**GOAL OF THE EXERCISE:** Copy each line of the records that contains the word "learning".

········

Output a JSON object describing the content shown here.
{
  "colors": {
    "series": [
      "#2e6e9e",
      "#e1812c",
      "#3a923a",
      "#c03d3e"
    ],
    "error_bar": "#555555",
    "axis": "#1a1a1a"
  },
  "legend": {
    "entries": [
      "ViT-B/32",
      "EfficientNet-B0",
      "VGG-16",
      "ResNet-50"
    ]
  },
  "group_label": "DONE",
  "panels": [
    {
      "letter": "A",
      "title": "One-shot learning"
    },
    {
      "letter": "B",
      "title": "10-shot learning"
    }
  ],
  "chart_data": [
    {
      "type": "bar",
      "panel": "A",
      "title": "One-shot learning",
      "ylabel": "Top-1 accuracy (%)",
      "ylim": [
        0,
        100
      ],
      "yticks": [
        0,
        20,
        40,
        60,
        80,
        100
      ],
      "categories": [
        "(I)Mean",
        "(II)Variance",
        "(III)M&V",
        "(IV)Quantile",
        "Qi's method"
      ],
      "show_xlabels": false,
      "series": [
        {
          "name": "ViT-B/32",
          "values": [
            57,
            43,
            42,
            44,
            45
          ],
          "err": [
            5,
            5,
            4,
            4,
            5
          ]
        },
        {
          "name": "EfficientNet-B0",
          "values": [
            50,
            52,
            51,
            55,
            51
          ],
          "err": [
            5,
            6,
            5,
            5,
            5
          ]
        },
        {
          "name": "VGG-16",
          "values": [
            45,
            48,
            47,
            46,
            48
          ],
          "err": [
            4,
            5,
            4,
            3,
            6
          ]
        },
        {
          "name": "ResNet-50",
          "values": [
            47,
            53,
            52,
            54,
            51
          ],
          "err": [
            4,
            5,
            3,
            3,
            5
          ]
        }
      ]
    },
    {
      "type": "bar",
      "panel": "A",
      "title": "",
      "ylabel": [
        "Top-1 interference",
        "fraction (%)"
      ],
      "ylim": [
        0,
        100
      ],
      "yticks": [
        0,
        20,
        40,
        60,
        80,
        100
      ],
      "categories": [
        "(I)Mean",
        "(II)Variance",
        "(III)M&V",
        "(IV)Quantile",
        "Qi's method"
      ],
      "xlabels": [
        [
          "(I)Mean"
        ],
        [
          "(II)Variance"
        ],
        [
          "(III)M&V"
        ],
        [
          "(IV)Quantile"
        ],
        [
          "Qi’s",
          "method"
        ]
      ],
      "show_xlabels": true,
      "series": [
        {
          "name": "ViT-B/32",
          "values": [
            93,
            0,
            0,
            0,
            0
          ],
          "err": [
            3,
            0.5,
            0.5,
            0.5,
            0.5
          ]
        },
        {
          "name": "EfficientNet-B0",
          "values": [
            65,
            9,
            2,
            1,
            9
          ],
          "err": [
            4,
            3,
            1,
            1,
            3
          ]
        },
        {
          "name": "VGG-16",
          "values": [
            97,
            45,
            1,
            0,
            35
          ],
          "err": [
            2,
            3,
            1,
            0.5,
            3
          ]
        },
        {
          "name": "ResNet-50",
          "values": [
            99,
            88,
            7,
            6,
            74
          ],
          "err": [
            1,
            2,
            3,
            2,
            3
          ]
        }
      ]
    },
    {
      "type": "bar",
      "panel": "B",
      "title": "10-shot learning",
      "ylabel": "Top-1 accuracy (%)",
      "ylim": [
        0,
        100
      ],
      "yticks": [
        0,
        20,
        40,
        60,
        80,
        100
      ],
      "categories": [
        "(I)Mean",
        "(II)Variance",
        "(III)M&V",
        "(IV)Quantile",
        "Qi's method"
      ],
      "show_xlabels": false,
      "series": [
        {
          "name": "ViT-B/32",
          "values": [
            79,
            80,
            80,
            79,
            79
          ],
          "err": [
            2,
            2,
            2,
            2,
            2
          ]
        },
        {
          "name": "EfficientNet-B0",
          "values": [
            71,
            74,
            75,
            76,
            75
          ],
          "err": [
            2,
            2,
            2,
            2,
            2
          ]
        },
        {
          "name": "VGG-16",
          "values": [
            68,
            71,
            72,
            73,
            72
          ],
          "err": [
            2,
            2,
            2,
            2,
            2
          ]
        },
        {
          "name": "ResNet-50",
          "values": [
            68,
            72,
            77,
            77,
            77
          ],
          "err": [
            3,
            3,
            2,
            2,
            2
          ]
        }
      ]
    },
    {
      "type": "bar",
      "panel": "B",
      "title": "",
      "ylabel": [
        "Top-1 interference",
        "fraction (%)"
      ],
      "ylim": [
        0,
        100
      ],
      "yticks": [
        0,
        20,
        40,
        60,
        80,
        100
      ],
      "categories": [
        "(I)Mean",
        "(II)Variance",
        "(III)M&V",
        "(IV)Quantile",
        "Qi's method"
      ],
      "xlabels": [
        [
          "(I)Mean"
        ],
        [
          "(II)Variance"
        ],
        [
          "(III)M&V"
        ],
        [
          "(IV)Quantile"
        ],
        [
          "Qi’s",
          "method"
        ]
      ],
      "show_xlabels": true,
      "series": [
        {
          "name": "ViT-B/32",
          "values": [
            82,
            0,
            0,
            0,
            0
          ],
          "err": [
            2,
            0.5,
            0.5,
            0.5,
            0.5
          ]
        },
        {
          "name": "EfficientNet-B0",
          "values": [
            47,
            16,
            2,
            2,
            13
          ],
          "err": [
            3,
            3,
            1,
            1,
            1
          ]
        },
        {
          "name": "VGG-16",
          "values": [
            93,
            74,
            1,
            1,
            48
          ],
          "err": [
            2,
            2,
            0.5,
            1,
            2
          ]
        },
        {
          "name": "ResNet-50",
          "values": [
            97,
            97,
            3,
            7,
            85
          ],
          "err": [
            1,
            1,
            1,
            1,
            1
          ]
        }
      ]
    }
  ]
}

········

**RESPONSE TO THE TASK:**
      "title": "One-shot learning"
      "title": "10-shot learning"
      "title": "One-shot learning",
      "title": "10-shot learning",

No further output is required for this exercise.